### INSTRUCTIONS FOR THE TASK:
Type every record exactly as it appears.

[start of SUPPLIED DATA]

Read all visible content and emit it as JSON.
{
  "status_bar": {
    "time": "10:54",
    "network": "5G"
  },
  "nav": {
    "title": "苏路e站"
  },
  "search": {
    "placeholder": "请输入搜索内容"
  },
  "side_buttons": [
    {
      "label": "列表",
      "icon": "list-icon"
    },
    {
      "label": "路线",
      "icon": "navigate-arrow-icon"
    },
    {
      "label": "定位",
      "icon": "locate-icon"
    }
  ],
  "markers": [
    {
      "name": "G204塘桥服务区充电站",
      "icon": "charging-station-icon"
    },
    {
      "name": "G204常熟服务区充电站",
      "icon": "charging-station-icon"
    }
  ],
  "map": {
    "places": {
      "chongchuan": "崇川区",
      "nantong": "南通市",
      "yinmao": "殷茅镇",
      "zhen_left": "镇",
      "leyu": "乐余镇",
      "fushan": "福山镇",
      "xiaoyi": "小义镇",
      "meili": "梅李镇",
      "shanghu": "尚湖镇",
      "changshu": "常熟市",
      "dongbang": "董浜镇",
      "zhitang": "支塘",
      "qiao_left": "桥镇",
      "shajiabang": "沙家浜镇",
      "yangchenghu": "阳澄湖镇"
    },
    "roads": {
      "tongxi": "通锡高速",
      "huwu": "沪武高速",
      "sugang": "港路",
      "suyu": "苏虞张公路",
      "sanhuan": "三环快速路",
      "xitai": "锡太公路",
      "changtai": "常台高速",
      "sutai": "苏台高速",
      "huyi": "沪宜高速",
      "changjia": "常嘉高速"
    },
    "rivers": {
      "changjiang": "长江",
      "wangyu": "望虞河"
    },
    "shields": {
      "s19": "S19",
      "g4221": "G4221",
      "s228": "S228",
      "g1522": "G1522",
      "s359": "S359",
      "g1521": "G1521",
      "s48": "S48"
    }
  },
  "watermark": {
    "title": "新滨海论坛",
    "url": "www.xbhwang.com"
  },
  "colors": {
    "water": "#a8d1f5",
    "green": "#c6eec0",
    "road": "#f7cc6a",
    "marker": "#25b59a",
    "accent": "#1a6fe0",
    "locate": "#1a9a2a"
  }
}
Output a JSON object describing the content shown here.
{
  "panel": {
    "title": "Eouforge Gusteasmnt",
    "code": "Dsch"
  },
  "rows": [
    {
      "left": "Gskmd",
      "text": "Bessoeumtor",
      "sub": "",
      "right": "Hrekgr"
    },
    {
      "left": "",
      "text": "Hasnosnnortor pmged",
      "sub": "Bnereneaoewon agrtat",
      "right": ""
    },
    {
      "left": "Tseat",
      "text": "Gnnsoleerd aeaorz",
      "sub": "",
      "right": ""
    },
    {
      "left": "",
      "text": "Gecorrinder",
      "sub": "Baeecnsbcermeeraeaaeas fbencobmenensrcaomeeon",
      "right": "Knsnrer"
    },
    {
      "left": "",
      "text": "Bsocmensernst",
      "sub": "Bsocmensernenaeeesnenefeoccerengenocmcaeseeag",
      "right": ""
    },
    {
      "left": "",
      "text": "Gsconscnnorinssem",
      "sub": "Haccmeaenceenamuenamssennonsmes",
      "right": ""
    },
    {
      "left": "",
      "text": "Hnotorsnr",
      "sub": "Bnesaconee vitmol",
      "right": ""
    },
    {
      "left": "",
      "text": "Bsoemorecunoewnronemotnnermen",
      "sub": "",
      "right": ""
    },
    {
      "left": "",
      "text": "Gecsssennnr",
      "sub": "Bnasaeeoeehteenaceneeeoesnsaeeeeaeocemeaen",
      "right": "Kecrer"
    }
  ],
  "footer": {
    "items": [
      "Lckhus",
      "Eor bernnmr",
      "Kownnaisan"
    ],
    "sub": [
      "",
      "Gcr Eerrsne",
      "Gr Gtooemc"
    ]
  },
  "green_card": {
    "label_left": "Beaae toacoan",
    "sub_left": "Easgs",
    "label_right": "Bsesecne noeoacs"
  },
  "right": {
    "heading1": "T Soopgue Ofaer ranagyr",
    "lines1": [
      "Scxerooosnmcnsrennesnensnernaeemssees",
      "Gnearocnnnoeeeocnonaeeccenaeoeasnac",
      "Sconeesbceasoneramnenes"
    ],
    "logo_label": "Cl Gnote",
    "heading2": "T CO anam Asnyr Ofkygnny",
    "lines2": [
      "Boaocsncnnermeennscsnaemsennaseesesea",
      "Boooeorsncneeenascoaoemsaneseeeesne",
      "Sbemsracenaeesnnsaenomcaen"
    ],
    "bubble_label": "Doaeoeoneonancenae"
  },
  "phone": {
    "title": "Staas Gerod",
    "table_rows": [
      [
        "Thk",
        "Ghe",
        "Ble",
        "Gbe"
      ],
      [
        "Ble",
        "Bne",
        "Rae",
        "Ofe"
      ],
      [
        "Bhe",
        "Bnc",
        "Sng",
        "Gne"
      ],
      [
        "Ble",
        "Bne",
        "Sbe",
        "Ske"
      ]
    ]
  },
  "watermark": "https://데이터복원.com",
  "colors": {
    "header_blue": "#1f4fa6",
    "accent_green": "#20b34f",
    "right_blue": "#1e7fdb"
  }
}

[end of SUPPLIED DATA]

### FINISHED ANSWER:
Read all visible content and emit it as JSON.
{
  "status_bar": {
    "time": "10:54",
    "network": "5G"
  },
  "nav": {
    "title": "苏路e站"
  },
  "search": {
    "placeholder": "请输入搜索内容"
  },
  "side_buttons": [
    {
      "label": "列表",
      "icon": "list-icon"
    },
    {
      "label": "路线",
      "icon": "navigate-arrow-icon"
    },
    {
      "label": "定位",
      "icon": "locate-icon"
    }
  ],
  "markers": [
    {
      "name": "G204塘桥服务区充电站",
      "icon": "charging-station-icon"
    },
    {
      "name": "G204常熟服务区充电站",
      "icon": "charging-station-icon"
    }
  ],
  "map": {
    "places": {
      "chongchuan": "崇川区",
      "nantong": "南通市",
      "yinmao": "殷茅镇",
      "zhen_left": "镇",
      "leyu": "乐余镇",
      "fushan": "福山镇",
      "xiaoyi": "小义镇",
      "meili": "梅李镇",
      "shanghu": "尚湖镇",
      "changshu": "常熟市",
      "dongbang": "董浜镇",
      "zhitang": "支塘",
      "qiao_left": "桥镇",
      "shajiabang": "沙家浜镇",
      "yangchenghu": "阳澄湖镇"
    },
    "roads": {
      "tongxi": "通锡高速",
      "huwu": "沪武高速",
      "sugang": "港路",
      "suyu": "苏虞张公路",
      "sanhuan": "三环快速路",
      "xitai": "锡太公路",
      "changtai": "常台高速",
      "sutai": "苏台高速",
      "huyi": "沪宜高速",
      "changjia": "常嘉高速"
    },
    "rivers": {
      "changjiang": "长江",
      "wangyu": "望虞河"
    },
    "shields": {
      "s19": "S19",
      "g4221": "G4221",
      "s228": "S228",
      "g1522": "G1522",
      "s359": "S359",
      "g1521": "G1521",
      "s48": "S48"
    }
  },
  "watermark": {
    "title": "新滨海论坛",
    "url": "www.xbhwang.com"
  },
  "colors": {
    "water": "#a8d1f5",
    "green": "#c6eec0",
    "road": "#f7cc6a",
    "marker": "#25b59a",
    "accent": "#1a6fe0",
    "locate": "#1a9a2a"
  }
}
Output a JSON object describing the content shown here.
{
  "panel": {
    "title": "Eouforge Gusteasmnt",
    "code": "Dsch"
  },
  "rows": [
    {
      "left": "Gskmd",
      "text": "Bessoeumtor",
      "sub": "",
      "right": "Hrekgr"
    },
    {
      "left": "",
      "text": "Hasnosnnortor pmged",
      "sub": "Bnereneaoewon agrtat",
      "right": ""
    },
    {
      "left": "Tseat",
      "text": "Gnnsoleerd aeaorz",
      "sub": "",
      "right": ""
    },
    {
      "left": "",
      "text": "Gecorrinder",
      "sub": "Baeecnsbcermeeraeaaeas fbencobmenensrcaomeeon",
      "right": "Knsnrer"
    },
    {
      "left": "",
      "text": "Bsocmensernst",
      "sub": "Bsocmensernenaeeesnenefeoccerengenocmcaeseeag",
      "right": ""
    },
    {
      "left": "",
      "text": "Gsconscnnorinssem",
      "sub": "Haccmeaenceenamuenamssennonsmes",
      "right": ""
    },
    {
      "left": "",
      "text": "Hnotorsnr",
      "sub": "Bnesaconee vitmol",
      "right": ""
    },
    {
      "left": "",
      "text": "Bsoemorecunoewnronemotnnermen",
      "sub": "",
      "right": ""
    },
    {
      "left": "",
      "text": "Gecsssennnr",
      "sub": "Bnasaeeoeehteenaceneeeoesnsaeeeeaeocemeaen",
      "right": "Kecrer"
    }
  ],
  "footer": {
    "items": [
      "Lckhus",
      "Eor bernnmr",
      "Kownnaisan"
    ],
    "sub": [
      "",
      "Gcr Eerrsne",
      "Gr Gtooemc"
    ]
  },
  "green_card": {
    "label_left": "Beaae toacoan",
    "sub_left": "Easgs",
    "label_right": "Bsesecne noeoacs"
  },
  "right": {
    "heading1": "T Soopgue Ofaer ranagyr",
    "lines1": [
      "Scxerooosnmcnsrennesnensnernaeemssees",
      "Gnearocnnnoeeeocnonaeeccenaeoeasnac",
      "Sconeesbceasoneramnenes"
    ],
    "logo_label": "Cl Gnote",
    "heading2": "T CO anam Asnyr Ofkygnny",
    "lines2": [
      "Boaocsncnnermeennscsnaemsennaseesesea",
      "Boooeorsncneeenascoaoemsaneseeeesne",
      "Sbemsracenaeesnnsaenomcaen"
    ],
    "bubble_label": "Doaeoeoneonancenae"
  },
  "phone": {
    "title": "Staas Gerod",
    "table_rows": [
      [
        "Thk",
        "Ghe",
        "Ble",
        "Gbe"
      ],
      [
        "Ble",
        "Bne",
        "Rae",
        "Ofe"
      ],
      [
        "Bhe",
        "Bnc",
        "Sng",
        "Gne"
      ],
      [
        "Ble",
        "Bne",
        "Sbe",
        "Ske"
      ]
    ]
  },
  "watermark": "https://데이터복원.com",
  "colors": {
    "header_blue": "#1f4fa6",
    "accent_green": "#20b34f",
    "right_blue": "#1e7fdb"
  }
}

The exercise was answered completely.